- _What the exercise asks_: Copy out every line of the data below without any changes.

- _Given entries_:
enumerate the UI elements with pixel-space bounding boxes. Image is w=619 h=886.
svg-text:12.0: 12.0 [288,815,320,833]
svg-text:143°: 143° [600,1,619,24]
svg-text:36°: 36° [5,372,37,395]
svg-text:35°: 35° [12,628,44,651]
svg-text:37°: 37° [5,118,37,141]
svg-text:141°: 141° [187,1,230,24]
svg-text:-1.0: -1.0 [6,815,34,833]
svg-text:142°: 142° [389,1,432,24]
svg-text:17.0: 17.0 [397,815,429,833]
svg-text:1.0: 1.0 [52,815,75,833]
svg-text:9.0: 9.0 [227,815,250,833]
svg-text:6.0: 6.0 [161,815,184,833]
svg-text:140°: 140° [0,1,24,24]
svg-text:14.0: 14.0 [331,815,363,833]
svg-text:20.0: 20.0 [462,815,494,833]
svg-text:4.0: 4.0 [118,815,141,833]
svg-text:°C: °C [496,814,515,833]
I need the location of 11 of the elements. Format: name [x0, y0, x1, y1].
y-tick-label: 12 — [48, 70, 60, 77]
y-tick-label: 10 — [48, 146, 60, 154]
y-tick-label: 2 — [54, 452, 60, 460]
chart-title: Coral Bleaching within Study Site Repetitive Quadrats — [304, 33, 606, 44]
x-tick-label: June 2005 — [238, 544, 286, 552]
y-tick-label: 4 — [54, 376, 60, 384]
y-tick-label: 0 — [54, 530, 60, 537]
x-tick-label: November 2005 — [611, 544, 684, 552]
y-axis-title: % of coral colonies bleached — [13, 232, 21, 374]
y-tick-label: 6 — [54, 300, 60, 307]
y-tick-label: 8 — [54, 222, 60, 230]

- _Solution for this problem_:
enumerate the UI elements with pixel-space bounding boxes. Image is w=619 h=886.
svg-text:12.0: 12.0 [288,815,320,833]
svg-text:143°: 143° [600,1,619,24]
svg-text:36°: 36° [5,372,37,395]
svg-text:35°: 35° [12,628,44,651]
svg-text:37°: 37° [5,118,37,141]
svg-text:141°: 141° [187,1,230,24]
svg-text:-1.0: -1.0 [6,815,34,833]
svg-text:142°: 142° [389,1,432,24]
svg-text:17.0: 17.0 [397,815,429,833]
svg-text:1.0: 1.0 [52,815,75,833]
svg-text:9.0: 9.0 [227,815,250,833]
svg-text:6.0: 6.0 [161,815,184,833]
svg-text:140°: 140° [0,1,24,24]
svg-text:14.0: 14.0 [331,815,363,833]
svg-text:20.0: 20.0 [462,815,494,833]
svg-text:4.0: 4.0 [118,815,141,833]
svg-text:°C: °C [496,814,515,833]
I need the location of 11 of the elements. Format: name [x0, y0, x1, y1].
y-tick-label: 12 — [48, 70, 60, 77]
y-tick-label: 10 — [48, 146, 60, 154]
y-tick-label: 2 — [54, 452, 60, 460]
chart-title: Coral Bleaching within Study Site Repetitive Quadrats — [304, 33, 606, 44]
x-tick-label: June 2005 — [238, 544, 286, 552]
y-tick-label: 4 — [54, 376, 60, 384]
y-tick-label: 0 — [54, 530, 60, 537]
x-tick-label: November 2005 — [611, 544, 684, 552]
y-axis-title: % of coral colonies bleached — [13, 232, 21, 374]
y-tick-label: 6 — [54, 300, 60, 307]
y-tick-label: 8 — [54, 222, 60, 230]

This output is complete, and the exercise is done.